Written task =>
Return all of the data exactly as given.

Start Provided information

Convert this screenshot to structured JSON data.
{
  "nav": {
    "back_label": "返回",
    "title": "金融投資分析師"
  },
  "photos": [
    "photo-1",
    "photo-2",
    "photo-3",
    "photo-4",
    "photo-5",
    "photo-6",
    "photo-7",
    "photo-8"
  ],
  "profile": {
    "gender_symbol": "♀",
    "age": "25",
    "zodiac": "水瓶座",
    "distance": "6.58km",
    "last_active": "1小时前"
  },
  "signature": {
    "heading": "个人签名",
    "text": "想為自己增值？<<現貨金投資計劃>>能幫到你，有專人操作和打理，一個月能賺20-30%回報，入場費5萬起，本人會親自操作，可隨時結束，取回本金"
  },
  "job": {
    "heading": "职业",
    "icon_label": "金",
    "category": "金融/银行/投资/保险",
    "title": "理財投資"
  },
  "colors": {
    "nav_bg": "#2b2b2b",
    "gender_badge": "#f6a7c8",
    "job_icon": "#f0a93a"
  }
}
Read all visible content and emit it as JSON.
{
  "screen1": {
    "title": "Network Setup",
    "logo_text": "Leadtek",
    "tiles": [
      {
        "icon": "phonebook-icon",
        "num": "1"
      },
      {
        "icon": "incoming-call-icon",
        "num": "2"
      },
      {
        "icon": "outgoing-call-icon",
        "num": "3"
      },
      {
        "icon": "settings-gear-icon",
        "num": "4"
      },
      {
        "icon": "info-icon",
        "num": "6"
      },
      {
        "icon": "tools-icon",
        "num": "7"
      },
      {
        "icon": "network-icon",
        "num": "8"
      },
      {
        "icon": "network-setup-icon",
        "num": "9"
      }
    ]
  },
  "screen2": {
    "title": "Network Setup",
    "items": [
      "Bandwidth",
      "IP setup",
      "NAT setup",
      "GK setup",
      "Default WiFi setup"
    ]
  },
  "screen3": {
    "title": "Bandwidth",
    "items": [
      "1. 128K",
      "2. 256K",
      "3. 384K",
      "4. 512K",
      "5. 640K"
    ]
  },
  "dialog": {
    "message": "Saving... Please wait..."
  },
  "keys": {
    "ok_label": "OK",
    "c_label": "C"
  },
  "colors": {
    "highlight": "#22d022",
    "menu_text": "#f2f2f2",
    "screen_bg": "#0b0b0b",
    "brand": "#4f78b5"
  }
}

End Provided information

Output for this task =>
Convert this screenshot to structured JSON data.
{
  "nav": {
    "back_label": "返回",
    "title": "金融投資分析師"
  },
  "photos": [
    "photo-1",
    "photo-2",
    "photo-3",
    "photo-4",
    "photo-5",
    "photo-6",
    "photo-7",
    "photo-8"
  ],
  "profile": {
    "gender_symbol": "♀",
    "age": "25",
    "zodiac": "水瓶座",
    "distance": "6.58km",
    "last_active": "1小时前"
  },
  "signature": {
    "heading": "个人签名",
    "text": "想為自己增值？<<現貨金投資計劃>>能幫到你，有專人操作和打理，一個月能賺20-30%回報，入場費5萬起，本人會親自操作，可隨時結束，取回本金"
  },
  "job": {
    "heading": "职业",
    "icon_label": "金",
    "category": "金融/银行/投资/保险",
    "title": "理財投資"
  },
  "colors": {
    "nav_bg": "#2b2b2b",
    "gender_badge": "#f6a7c8",
    "job_icon": "#f0a93a"
  }
}
Read all visible content and emit it as JSON.
{
  "screen1": {
    "title": "Network Setup",
    "logo_text": "Leadtek",
    "tiles": [
      {
        "icon": "phonebook-icon",
        "num": "1"
      },
      {
        "icon": "incoming-call-icon",
        "num": "2"
      },
      {
        "icon": "outgoing-call-icon",
        "num": "3"
      },
      {
        "icon": "settings-gear-icon",
        "num": "4"
      },
      {
        "icon": "info-icon",
        "num": "6"
      },
      {
        "icon": "tools-icon",
        "num": "7"
      },
      {
        "icon": "network-icon",
        "num": "8"
      },
      {
        "icon": "network-setup-icon",
        "num": "9"
      }
    ]
  },
  "screen2": {
    "title": "Network Setup",
    "items": [
      "Bandwidth",
      "IP setup",
      "NAT setup",
      "GK setup",
      "Default WiFi setup"
    ]
  },
  "screen3": {
    "title": "Bandwidth",
    "items": [
      "1. 128K",
      "2. 256K",
      "3. 384K",
      "4. 512K",
      "5. 640K"
    ]
  },
  "dialog": {
    "message": "Saving... Please wait..."
  },
  "keys": {
    "ok_label": "OK",
    "c_label": "C"
  },
  "colors": {
    "highlight": "#22d022",
    "menu_text": "#f2f2f2",
    "screen_bg": "#0b0b0b",
    "brand": "#4f78b5"
  }
}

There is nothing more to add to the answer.